● **Work to be completed**:
Go through the lines below. Copy those with "Termination".

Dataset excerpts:
━━━━━━
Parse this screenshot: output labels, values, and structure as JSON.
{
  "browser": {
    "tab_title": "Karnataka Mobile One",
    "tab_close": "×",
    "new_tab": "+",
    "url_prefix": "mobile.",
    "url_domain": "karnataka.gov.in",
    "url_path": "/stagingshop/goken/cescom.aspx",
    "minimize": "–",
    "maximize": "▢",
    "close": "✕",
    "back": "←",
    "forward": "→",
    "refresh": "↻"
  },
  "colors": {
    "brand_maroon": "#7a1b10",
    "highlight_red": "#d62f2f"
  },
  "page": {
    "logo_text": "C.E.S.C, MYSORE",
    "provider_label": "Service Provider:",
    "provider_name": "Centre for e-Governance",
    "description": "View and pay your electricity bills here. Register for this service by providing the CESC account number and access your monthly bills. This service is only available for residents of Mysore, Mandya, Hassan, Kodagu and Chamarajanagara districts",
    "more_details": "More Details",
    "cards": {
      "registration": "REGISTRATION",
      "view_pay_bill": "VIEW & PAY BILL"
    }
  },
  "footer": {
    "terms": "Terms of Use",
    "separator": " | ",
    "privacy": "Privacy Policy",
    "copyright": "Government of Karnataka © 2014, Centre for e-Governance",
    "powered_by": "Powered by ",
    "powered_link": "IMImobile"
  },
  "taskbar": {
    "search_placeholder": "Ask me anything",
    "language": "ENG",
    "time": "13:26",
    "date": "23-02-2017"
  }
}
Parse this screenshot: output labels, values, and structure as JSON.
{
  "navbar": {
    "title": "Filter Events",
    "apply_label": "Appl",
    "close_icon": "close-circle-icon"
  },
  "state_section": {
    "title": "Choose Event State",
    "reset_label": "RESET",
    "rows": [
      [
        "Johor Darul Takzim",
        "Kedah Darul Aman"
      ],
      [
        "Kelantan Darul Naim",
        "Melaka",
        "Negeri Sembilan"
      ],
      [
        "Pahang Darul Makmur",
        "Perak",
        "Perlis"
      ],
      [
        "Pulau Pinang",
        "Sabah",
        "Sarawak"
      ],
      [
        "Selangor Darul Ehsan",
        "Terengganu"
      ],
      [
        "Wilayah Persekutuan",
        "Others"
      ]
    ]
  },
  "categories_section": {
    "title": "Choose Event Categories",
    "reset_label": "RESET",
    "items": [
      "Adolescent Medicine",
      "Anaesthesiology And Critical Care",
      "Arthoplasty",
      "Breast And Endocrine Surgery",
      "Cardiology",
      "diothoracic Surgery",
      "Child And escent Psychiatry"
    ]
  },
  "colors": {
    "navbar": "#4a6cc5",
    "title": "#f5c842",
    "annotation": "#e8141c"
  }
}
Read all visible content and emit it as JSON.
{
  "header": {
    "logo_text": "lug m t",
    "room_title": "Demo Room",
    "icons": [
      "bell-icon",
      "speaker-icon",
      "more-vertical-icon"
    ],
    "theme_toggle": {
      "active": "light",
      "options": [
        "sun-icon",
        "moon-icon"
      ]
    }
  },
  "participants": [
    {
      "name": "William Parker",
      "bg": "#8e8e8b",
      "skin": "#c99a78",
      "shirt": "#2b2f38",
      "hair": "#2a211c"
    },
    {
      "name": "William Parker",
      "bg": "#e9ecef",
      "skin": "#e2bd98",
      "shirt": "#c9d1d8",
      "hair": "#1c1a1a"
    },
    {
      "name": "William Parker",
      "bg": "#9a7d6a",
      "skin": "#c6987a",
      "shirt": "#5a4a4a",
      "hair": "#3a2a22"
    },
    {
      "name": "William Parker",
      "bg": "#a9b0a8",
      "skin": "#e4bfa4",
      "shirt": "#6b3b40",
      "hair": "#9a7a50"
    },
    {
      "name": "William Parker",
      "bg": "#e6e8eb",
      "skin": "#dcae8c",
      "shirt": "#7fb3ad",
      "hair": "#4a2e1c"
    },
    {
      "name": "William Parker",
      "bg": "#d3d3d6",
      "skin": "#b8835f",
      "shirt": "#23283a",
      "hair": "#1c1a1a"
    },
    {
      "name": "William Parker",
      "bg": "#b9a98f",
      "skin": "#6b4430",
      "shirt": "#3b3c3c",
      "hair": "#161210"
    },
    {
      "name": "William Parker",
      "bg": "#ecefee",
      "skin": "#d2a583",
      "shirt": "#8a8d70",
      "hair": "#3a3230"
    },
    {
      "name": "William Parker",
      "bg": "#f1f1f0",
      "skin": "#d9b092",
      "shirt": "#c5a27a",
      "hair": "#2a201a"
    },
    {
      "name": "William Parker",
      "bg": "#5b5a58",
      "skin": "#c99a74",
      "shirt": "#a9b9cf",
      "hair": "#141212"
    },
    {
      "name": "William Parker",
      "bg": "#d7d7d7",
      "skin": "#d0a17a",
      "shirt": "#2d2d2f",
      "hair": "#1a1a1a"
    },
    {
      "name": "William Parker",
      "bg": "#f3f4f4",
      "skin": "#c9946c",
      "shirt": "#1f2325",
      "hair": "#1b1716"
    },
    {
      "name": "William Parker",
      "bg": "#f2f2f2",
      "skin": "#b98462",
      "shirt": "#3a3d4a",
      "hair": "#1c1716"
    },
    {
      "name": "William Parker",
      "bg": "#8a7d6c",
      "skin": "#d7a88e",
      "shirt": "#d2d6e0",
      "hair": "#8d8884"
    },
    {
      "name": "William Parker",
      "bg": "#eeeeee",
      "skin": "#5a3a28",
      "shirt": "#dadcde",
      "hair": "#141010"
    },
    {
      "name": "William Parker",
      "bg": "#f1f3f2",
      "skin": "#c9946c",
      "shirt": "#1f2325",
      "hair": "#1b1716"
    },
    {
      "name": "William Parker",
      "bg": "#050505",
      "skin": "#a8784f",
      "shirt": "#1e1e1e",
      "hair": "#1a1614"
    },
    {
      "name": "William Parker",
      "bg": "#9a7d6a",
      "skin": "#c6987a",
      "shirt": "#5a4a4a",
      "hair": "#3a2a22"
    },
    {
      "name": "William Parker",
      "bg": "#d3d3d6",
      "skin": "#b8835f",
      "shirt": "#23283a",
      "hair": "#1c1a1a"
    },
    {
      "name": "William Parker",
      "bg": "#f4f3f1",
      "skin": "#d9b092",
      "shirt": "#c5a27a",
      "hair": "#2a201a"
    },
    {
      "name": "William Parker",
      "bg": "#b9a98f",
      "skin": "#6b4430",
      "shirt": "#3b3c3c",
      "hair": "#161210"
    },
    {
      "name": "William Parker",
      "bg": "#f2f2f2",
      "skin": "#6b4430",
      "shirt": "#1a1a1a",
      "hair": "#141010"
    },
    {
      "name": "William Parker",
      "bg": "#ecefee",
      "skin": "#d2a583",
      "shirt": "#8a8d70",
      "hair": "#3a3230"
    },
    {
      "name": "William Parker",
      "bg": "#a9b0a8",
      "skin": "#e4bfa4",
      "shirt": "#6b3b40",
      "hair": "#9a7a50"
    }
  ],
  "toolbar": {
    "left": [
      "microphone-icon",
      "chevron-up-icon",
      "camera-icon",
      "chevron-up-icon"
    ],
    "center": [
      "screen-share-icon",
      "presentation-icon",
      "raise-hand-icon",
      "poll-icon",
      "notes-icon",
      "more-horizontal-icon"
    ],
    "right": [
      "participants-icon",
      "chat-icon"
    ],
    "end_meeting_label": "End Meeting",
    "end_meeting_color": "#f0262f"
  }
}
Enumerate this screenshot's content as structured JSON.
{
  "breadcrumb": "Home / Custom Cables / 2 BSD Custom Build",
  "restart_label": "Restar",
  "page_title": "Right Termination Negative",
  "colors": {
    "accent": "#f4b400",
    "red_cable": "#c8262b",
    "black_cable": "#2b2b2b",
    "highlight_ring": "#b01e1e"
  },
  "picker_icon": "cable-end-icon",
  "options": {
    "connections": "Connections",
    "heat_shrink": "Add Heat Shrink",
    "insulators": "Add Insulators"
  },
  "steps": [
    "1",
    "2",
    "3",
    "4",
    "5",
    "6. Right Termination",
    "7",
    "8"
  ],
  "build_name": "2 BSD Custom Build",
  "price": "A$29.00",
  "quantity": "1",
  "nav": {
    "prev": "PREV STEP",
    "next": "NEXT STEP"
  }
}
━━━━━━
● **Solution for this problem**:
  "page_title": "Right Termination Negative",
    "6. Right Termination",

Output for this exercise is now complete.